Exercise requirements
Please give the data below again in full, exactly as it stands.

Data for processing
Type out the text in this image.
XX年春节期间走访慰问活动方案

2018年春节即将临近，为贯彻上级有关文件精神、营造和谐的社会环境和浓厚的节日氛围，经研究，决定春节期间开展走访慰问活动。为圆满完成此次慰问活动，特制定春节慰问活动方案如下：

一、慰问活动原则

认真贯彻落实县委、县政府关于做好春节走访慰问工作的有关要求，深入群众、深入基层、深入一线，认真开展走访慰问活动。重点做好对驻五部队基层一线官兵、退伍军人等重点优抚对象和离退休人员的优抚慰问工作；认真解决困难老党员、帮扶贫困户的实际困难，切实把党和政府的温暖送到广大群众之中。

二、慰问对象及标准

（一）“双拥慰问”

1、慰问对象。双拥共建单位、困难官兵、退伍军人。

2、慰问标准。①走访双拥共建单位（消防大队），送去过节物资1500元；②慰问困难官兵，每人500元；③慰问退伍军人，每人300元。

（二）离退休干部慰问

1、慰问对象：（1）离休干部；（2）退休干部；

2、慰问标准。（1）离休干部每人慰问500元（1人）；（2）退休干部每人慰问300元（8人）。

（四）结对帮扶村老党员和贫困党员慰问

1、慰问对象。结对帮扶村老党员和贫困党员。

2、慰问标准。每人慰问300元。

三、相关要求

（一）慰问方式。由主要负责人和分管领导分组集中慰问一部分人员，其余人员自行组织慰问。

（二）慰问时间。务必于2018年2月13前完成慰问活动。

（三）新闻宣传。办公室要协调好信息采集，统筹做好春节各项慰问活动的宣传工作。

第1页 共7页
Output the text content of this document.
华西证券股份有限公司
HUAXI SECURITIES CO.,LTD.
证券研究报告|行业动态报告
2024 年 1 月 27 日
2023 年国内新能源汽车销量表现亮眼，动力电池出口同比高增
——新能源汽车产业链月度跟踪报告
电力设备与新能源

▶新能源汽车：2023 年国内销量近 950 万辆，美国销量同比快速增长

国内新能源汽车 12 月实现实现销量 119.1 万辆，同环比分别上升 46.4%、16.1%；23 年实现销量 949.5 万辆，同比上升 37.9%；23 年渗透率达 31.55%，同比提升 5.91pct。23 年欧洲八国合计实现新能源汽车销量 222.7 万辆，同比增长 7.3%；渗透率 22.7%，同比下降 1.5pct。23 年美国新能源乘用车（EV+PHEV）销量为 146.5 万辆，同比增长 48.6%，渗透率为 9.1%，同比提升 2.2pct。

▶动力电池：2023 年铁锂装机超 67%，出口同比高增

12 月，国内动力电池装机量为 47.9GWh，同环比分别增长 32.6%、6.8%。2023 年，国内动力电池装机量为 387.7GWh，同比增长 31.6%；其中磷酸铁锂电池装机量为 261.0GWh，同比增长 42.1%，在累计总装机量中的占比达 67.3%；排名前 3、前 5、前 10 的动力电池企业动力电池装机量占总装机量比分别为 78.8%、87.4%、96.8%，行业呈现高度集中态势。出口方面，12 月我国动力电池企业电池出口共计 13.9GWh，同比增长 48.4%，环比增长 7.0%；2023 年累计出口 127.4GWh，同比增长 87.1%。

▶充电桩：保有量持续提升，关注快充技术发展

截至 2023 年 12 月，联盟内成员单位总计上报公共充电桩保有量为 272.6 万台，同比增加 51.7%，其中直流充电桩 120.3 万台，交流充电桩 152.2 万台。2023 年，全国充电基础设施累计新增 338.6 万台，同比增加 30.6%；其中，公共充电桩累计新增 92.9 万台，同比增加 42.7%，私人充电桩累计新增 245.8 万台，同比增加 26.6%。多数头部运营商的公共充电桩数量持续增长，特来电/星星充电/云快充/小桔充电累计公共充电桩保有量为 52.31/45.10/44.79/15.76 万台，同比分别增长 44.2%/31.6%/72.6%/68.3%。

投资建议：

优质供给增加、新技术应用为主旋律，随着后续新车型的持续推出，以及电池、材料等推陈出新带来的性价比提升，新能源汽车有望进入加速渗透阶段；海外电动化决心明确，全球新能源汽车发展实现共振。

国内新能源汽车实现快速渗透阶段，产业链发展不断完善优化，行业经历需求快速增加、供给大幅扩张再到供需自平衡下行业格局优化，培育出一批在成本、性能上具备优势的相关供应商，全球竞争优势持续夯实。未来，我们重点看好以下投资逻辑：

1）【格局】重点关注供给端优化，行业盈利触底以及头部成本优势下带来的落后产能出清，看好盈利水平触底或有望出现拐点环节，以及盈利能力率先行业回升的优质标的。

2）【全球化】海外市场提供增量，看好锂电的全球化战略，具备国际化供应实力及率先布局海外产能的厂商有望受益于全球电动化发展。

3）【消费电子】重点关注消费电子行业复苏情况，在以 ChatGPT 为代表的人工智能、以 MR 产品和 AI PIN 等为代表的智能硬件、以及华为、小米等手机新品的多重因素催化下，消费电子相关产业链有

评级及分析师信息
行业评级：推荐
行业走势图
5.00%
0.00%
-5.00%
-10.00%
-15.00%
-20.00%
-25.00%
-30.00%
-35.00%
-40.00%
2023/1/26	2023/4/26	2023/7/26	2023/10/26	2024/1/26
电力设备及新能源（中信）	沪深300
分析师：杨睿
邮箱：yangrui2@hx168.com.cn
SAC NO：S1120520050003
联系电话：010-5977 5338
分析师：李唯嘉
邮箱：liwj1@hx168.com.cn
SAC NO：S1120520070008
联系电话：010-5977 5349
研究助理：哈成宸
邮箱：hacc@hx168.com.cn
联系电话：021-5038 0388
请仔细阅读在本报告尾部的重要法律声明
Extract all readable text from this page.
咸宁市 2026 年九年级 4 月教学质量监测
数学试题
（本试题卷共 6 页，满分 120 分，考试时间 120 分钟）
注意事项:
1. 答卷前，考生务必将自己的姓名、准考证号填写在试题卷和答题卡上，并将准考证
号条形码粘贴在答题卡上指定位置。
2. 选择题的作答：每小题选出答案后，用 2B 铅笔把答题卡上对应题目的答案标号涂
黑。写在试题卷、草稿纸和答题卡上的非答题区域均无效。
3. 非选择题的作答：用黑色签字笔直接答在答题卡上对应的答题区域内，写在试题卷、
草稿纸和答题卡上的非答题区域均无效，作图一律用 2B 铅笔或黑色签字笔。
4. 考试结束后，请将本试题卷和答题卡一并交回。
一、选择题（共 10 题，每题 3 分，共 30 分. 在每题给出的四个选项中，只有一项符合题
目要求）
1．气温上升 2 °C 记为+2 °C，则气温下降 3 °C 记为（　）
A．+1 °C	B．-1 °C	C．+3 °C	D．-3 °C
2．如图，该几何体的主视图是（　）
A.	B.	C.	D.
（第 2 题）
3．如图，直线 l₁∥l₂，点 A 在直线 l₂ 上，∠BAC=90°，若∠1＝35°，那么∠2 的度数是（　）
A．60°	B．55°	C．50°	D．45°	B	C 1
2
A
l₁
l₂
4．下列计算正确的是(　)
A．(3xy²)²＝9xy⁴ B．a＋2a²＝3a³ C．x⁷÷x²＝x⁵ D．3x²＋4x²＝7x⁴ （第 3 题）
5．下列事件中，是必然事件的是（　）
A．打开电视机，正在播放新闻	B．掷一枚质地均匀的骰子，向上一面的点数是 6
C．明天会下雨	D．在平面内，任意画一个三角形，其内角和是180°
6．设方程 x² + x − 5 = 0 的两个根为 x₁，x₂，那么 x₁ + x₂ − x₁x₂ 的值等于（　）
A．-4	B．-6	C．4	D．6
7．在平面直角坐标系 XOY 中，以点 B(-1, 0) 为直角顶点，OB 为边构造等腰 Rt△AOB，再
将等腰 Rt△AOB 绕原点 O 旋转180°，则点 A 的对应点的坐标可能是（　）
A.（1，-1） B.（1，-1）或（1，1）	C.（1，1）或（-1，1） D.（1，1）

Result for this task
Type out the text in this image.
XX年春节期间走访慰问活动方案

2018年春节即将临近，为贯彻上级有关文件精神、营造和谐的社会环境和浓厚的节日氛围，经研究，决定春节期间开展走访慰问活动。为圆满完成此次慰问活动，特制定春节慰问活动方案如下：

一、慰问活动原则

认真贯彻落实县委、县政府关于做好春节走访慰问工作的有关要求，深入群众、深入基层、深入一线，认真开展走访慰问活动。重点做好对驻五部队基层一线官兵、退伍军人等重点优抚对象和离退休人员的优抚慰问工作；认真解决困难老党员、帮扶贫困户的实际困难，切实把党和政府的温暖送到广大群众之中。

二、慰问对象及标准

（一）“双拥慰问”

1、慰问对象。双拥共建单位、困难官兵、退伍军人。

2、慰问标准。①走访双拥共建单位（消防大队），送去过节物资1500元；②慰问困难官兵，每人500元；③慰问退伍军人，每人300元。

（二）离退休干部慰问

1、慰问对象：（1）离休干部；（2）退休干部；

2、慰问标准。（1）离休干部每人慰问500元（1人）；（2）退休干部每人慰问300元（8人）。

（四）结对帮扶村老党员和贫困党员慰问

1、慰问对象。结对帮扶村老党员和贫困党员。

2、慰问标准。每人慰问300元。

三、相关要求

（一）慰问方式。由主要负责人和分管领导分组集中慰问一部分人员，其余人员自行组织慰问。

（二）慰问时间。务必于2018年2月13前完成慰问活动。

（三）新闻宣传。办公室要协调好信息采集，统筹做好春节各项慰问活动的宣传工作。

第1页 共7页
Output the text content of this document.
华西证券股份有限公司
HUAXI SECURITIES CO.,LTD.
证券研究报告|行业动态报告
2024 年 1 月 27 日
2023 年国内新能源汽车销量表现亮眼，动力电池出口同比高增
——新能源汽车产业链月度跟踪报告
电力设备与新能源

▶新能源汽车：2023 年国内销量近 950 万辆，美国销量同比快速增长

国内新能源汽车 12 月实现实现销量 119.1 万辆，同环比分别上升 46.4%、16.1%；23 年实现销量 949.5 万辆，同比上升 37.9%；23 年渗透率达 31.55%，同比提升 5.91pct。23 年欧洲八国合计实现新能源汽车销量 222.7 万辆，同比增长 7.3%；渗透率 22.7%，同比下降 1.5pct。23 年美国新能源乘用车（EV+PHEV）销量为 146.5 万辆，同比增长 48.6%，渗透率为 9.1%，同比提升 2.2pct。

▶动力电池：2023 年铁锂装机超 67%，出口同比高增

12 月，国内动力电池装机量为 47.9GWh，同环比分别增长 32.6%、6.8%。2023 年，国内动力电池装机量为 387.7GWh，同比增长 31.6%；其中磷酸铁锂电池装机量为 261.0GWh，同比增长 42.1%，在累计总装机量中的占比达 67.3%；排名前 3、前 5、前 10 的动力电池企业动力电池装机量占总装机量比分别为 78.8%、87.4%、96.8%，行业呈现高度集中态势。出口方面，12 月我国动力电池企业电池出口共计 13.9GWh，同比增长 48.4%，环比增长 7.0%；2023 年累计出口 127.4GWh，同比增长 87.1%。

▶充电桩：保有量持续提升，关注快充技术发展

截至 2023 年 12 月，联盟内成员单位总计上报公共充电桩保有量为 272.6 万台，同比增加 51.7%，其中直流充电桩 120.3 万台，交流充电桩 152.2 万台。2023 年，全国充电基础设施累计新增 338.6 万台，同比增加 30.6%；其中，公共充电桩累计新增 92.9 万台，同比增加 42.7%，私人充电桩累计新增 245.8 万台，同比增加 26.6%。多数头部运营商的公共充电桩数量持续增长，特来电/星星充电/云快充/小桔充电累计公共充电桩保有量为 52.31/45.10/44.79/15.76 万台，同比分别增长 44.2%/31.6%/72.6%/68.3%。

投资建议：

优质供给增加、新技术应用为主旋律，随着后续新车型的持续推出，以及电池、材料等推陈出新带来的性价比提升，新能源汽车有望进入加速渗透阶段；海外电动化决心明确，全球新能源汽车发展实现共振。

国内新能源汽车实现快速渗透阶段，产业链发展不断完善优化，行业经历需求快速增加、供给大幅扩张再到供需自平衡下行业格局优化，培育出一批在成本、性能上具备优势的相关供应商，全球竞争优势持续夯实。未来，我们重点看好以下投资逻辑：

1）【格局】重点关注供给端优化，行业盈利触底以及头部成本优势下带来的落后产能出清，看好盈利水平触底或有望出现拐点环节，以及盈利能力率先行业回升的优质标的。

2）【全球化】海外市场提供增量，看好锂电的全球化战略，具备国际化供应实力及率先布局海外产能的厂商有望受益于全球电动化发展。

3）【消费电子】重点关注消费电子行业复苏情况，在以 ChatGPT 为代表的人工智能、以 MR 产品和 AI PIN 等为代表的智能硬件、以及华为、小米等手机新品的多重因素催化下，消费电子相关产业链有

评级及分析师信息
行业评级：推荐
行业走势图
5.00%
0.00%
-5.00%
-10.00%
-15.00%
-20.00%
-25.00%
-30.00%
-35.00%
-40.00%
2023/1/26	2023/4/26	2023/7/26	2023/10/26	2024/1/26
电力设备及新能源（中信）	沪深300
分析师：杨睿
邮箱：yangrui2@hx168.com.cn
SAC NO：S1120520050003
联系电话：010-5977 5338
分析师：李唯嘉
邮箱：liwj1@hx168.com.cn
SAC NO：S1120520070008
联系电话：010-5977 5349
研究助理：哈成宸
邮箱：hacc@hx168.com.cn
联系电话：021-5038 0388
请仔细阅读在本报告尾部的重要法律声明
Extract all readable text from this page.
咸宁市 2026 年九年级 4 月教学质量监测
数学试题
（本试题卷共 6 页，满分 120 分，考试时间 120 分钟）
注意事项:
1. 答卷前，考生务必将自己的姓名、准考证号填写在试题卷和答题卡上，并将准考证
号条形码粘贴在答题卡上指定位置。
2. 选择题的作答：每小题选出答案后，用 2B 铅笔把答题卡上对应题目的答案标号涂
黑。写在试题卷、草稿纸和答题卡上的非答题区域均无效。
3. 非选择题的作答：用黑色签字笔直接答在答题卡上对应的答题区域内，写在试题卷、
草稿纸和答题卡上的非答题区域均无效，作图一律用 2B 铅笔或黑色签字笔。
4. 考试结束后，请将本试题卷和答题卡一并交回。
一、选择题（共 10 题，每题 3 分，共 30 分. 在每题给出的四个选项中，只有一项符合题
目要求）
1．气温上升 2 °C 记为+2 °C，则气温下降 3 °C 记为（　）
A．+1 °C	B．-1 °C	C．+3 °C	D．-3 °C
2．如图，该几何体的主视图是（　）
A.	B.	C.	D.
（第 2 题）
3．如图，直线 l₁∥l₂，点 A 在直线 l₂ 上，∠BAC=90°，若∠1＝35°，那么∠2 的度数是（　）
A．60°	B．55°	C．50°	D．45°	B	C 1
2
A
l₁
l₂
4．下列计算正确的是(　)
A．(3xy²)²＝9xy⁴ B．a＋2a²＝3a³ C．x⁷÷x²＝x⁵ D．3x²＋4x²＝7x⁴ （第 3 题）
5．下列事件中，是必然事件的是（　）
A．打开电视机，正在播放新闻	B．掷一枚质地均匀的骰子，向上一面的点数是 6
C．明天会下雨	D．在平面内，任意画一个三角形，其内角和是180°
6．设方程 x² + x − 5 = 0 的两个根为 x₁，x₂，那么 x₁ + x₂ − x₁x₂ 的值等于（　）
A．-4	B．-6	C．4	D．6
7．在平面直角坐标系 XOY 中，以点 B(-1, 0) 为直角顶点，OB 为边构造等腰 Rt△AOB，再
将等腰 Rt△AOB 绕原点 O 旋转180°，则点 A 的对应点的坐标可能是（　）
A.（1，-1） B.（1，-1）或（1，1）	C.（1，1）或（-1，1） D.（1，1）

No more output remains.